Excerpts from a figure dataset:
───
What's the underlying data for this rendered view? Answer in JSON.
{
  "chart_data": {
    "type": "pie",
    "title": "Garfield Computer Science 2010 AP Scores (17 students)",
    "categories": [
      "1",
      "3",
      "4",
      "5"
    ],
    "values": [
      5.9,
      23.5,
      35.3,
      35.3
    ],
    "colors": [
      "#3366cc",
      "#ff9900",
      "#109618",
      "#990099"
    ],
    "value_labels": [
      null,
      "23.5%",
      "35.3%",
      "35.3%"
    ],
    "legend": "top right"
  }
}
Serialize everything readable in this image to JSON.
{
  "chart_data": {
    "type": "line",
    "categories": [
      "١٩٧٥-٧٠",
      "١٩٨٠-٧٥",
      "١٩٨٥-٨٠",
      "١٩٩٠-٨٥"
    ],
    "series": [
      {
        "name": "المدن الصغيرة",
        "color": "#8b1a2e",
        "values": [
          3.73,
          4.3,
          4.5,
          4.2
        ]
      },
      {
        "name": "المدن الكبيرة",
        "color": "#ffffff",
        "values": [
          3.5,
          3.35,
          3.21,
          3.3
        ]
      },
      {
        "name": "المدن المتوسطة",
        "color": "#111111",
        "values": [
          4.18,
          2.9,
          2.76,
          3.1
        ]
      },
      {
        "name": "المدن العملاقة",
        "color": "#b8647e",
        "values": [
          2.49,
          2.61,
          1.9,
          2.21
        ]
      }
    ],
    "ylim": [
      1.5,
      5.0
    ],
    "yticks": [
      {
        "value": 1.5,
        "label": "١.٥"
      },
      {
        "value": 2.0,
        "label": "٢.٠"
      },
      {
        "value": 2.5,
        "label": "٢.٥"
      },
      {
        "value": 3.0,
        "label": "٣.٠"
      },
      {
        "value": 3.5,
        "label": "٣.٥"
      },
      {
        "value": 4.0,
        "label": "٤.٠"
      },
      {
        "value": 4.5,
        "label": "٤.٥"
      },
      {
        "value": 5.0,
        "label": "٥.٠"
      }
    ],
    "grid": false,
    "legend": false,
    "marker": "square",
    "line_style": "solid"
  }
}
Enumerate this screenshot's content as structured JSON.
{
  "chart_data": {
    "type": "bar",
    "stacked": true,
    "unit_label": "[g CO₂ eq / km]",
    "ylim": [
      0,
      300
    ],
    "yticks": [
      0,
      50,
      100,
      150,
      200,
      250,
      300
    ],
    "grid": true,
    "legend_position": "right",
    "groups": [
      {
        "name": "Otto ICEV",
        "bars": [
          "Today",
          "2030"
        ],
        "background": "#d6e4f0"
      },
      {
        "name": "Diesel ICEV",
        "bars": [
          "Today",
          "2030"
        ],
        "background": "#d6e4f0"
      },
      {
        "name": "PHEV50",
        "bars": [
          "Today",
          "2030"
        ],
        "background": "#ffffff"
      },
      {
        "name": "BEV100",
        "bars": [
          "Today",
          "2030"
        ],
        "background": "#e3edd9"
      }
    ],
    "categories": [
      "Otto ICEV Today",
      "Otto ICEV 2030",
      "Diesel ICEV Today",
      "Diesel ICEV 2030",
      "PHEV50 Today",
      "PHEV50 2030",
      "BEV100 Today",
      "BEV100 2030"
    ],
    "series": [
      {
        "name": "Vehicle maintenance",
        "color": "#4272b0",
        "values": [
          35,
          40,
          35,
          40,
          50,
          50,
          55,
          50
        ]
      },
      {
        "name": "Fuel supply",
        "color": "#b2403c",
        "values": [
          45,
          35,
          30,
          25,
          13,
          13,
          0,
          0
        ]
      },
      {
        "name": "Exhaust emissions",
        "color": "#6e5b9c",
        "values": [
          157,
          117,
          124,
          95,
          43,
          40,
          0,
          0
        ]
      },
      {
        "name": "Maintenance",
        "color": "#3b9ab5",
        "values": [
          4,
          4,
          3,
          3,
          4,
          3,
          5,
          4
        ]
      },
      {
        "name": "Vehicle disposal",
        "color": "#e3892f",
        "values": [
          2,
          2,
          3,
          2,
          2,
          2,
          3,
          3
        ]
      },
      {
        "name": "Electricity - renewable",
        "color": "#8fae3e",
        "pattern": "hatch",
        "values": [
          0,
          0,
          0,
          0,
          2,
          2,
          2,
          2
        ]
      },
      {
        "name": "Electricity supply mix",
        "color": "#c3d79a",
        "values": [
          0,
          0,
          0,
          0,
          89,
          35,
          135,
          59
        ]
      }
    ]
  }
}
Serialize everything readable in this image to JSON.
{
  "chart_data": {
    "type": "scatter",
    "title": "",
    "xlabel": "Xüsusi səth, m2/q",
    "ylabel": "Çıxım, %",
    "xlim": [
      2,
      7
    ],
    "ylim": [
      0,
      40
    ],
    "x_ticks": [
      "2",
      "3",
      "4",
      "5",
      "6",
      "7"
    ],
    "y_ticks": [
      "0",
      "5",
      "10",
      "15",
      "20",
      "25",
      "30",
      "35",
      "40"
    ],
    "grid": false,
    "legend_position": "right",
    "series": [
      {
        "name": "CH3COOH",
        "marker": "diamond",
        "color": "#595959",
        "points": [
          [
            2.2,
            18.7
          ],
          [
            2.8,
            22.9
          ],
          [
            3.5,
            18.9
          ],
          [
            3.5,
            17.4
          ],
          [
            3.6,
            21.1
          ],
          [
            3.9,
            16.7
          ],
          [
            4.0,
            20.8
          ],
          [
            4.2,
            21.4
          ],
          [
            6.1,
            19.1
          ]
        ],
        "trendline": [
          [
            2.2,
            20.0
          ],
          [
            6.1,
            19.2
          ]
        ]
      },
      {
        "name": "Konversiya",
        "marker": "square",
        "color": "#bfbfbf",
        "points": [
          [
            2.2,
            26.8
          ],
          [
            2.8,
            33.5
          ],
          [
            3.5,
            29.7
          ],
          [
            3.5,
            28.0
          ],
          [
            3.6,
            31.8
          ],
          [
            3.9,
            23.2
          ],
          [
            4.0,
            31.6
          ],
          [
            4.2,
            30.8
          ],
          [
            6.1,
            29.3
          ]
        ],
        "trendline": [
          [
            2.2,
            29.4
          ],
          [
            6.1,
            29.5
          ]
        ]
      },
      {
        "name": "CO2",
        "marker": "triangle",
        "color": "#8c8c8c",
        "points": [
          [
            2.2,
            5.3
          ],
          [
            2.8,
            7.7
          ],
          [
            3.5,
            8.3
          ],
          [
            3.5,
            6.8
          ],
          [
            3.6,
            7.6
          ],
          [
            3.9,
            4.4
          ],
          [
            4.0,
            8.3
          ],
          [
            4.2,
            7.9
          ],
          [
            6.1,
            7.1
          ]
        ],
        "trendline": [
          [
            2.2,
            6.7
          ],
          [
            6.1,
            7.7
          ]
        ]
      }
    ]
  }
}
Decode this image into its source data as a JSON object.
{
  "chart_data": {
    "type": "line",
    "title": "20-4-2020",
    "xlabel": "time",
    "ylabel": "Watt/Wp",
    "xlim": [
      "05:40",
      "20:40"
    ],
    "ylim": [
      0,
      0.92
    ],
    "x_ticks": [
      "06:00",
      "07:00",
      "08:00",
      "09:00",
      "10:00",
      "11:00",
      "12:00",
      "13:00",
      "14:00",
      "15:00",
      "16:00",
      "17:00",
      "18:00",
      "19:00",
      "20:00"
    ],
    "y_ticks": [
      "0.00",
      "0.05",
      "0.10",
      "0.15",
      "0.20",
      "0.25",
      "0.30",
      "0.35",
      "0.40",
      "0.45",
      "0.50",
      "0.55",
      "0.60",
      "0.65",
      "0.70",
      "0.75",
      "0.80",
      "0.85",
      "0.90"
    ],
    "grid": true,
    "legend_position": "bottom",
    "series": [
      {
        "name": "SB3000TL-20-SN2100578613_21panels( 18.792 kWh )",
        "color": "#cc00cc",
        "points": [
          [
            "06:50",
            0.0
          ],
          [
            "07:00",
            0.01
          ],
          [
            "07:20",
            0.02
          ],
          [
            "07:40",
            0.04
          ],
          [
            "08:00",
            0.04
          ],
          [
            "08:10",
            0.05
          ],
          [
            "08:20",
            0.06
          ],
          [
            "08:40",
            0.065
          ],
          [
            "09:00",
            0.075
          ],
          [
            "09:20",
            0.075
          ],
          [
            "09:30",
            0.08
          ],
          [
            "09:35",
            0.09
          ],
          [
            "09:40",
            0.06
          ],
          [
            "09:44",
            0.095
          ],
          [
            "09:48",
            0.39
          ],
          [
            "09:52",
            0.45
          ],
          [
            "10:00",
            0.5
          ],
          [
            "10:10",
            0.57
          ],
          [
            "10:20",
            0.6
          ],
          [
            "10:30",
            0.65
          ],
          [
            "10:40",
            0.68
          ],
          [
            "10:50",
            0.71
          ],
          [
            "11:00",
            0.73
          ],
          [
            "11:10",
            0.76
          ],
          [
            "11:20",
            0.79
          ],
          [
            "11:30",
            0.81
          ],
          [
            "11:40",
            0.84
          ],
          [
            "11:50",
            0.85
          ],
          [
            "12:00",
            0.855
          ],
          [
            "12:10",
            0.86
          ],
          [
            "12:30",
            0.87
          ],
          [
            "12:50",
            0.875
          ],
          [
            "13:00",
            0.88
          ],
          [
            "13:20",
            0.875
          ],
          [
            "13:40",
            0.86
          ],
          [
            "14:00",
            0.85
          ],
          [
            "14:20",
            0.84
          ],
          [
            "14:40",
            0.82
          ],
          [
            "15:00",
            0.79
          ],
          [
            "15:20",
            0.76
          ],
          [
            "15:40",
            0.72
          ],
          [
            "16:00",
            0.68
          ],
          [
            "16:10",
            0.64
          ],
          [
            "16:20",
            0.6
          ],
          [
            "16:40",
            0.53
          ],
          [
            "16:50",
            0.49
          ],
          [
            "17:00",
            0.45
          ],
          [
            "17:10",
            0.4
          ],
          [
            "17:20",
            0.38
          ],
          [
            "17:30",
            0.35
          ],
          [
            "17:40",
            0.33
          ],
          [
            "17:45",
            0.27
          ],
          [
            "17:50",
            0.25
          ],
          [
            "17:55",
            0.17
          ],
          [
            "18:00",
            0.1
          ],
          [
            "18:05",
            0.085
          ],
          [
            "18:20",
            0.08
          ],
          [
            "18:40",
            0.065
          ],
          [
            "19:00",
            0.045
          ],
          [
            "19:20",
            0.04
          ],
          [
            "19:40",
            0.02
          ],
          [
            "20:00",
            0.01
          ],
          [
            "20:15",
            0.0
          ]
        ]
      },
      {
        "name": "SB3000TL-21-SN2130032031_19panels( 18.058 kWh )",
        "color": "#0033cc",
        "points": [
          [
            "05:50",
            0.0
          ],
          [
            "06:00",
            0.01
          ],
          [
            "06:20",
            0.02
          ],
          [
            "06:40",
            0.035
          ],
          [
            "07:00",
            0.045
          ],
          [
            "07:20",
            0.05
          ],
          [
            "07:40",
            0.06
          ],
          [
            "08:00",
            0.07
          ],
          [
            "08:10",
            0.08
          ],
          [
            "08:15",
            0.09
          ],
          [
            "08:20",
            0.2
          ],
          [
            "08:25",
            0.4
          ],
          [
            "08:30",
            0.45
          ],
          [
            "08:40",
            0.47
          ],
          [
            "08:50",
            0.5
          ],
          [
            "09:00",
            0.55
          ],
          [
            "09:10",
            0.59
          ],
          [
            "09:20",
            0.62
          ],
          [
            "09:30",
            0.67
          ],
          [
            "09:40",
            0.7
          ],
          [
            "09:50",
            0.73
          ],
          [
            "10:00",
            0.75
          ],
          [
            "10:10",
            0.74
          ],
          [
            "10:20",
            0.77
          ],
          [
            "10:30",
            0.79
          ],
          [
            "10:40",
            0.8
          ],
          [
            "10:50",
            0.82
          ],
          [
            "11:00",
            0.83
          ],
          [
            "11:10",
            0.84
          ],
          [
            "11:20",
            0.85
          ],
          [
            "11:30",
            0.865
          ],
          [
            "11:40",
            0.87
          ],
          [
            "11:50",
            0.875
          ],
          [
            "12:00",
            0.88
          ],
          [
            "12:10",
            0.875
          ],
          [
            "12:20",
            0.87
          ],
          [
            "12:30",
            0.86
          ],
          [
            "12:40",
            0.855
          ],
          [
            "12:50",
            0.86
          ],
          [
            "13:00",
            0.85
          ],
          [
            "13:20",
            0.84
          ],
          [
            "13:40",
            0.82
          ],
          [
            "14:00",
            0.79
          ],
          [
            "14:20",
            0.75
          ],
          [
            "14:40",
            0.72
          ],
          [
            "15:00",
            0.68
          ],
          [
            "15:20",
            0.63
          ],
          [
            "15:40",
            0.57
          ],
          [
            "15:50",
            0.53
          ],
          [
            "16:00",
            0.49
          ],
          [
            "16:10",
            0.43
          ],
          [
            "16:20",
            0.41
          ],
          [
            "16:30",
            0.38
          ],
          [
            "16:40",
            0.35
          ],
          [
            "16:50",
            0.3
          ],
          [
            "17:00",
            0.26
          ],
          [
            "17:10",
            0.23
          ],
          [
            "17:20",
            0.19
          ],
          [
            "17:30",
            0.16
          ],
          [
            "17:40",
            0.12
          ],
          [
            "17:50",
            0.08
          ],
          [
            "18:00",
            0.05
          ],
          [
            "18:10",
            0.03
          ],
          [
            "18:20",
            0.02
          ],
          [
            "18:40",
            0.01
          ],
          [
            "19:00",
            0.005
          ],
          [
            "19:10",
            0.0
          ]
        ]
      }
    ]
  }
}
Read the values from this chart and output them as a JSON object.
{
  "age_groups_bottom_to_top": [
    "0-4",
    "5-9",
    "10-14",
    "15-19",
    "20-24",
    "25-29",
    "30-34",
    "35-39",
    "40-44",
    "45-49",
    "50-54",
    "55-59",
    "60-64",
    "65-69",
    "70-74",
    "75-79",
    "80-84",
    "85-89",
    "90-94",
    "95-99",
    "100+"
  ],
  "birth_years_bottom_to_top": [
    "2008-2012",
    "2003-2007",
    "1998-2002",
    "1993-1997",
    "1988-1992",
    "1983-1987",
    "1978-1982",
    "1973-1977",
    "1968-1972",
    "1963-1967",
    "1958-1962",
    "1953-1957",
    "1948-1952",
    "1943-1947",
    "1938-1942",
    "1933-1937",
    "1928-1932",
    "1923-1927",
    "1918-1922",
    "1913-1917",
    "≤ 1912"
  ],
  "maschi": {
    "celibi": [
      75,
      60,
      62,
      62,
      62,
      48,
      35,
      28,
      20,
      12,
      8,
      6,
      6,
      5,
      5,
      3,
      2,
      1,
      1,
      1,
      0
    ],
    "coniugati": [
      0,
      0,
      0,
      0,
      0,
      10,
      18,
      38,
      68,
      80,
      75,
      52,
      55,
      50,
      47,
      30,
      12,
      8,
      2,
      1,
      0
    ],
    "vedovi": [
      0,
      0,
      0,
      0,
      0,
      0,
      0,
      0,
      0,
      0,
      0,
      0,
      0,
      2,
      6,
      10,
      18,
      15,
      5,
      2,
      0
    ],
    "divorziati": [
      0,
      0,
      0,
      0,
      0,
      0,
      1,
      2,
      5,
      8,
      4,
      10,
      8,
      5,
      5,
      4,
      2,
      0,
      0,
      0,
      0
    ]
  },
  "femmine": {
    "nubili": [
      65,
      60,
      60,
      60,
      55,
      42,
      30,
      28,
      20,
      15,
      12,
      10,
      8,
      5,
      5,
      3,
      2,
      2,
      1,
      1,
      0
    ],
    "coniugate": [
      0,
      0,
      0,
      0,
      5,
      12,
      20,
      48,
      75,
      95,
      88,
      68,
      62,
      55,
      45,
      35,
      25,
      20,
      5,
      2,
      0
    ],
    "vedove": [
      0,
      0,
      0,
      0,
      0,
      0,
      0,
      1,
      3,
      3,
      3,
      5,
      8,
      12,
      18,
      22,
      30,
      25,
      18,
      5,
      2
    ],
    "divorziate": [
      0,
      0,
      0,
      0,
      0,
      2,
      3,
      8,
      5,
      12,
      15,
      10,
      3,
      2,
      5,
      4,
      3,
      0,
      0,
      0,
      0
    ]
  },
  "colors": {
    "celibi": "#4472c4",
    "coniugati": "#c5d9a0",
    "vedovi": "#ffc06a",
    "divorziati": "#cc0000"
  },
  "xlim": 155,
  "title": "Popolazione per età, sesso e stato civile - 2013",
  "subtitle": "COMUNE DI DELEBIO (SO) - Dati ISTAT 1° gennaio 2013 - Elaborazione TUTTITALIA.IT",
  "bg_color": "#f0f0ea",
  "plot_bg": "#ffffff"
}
───
Copy every single line of the material above that holds "Vehicle".

ANSWER:
        "name": "Vehicle maintenance",
        "name": "Vehicle disposal",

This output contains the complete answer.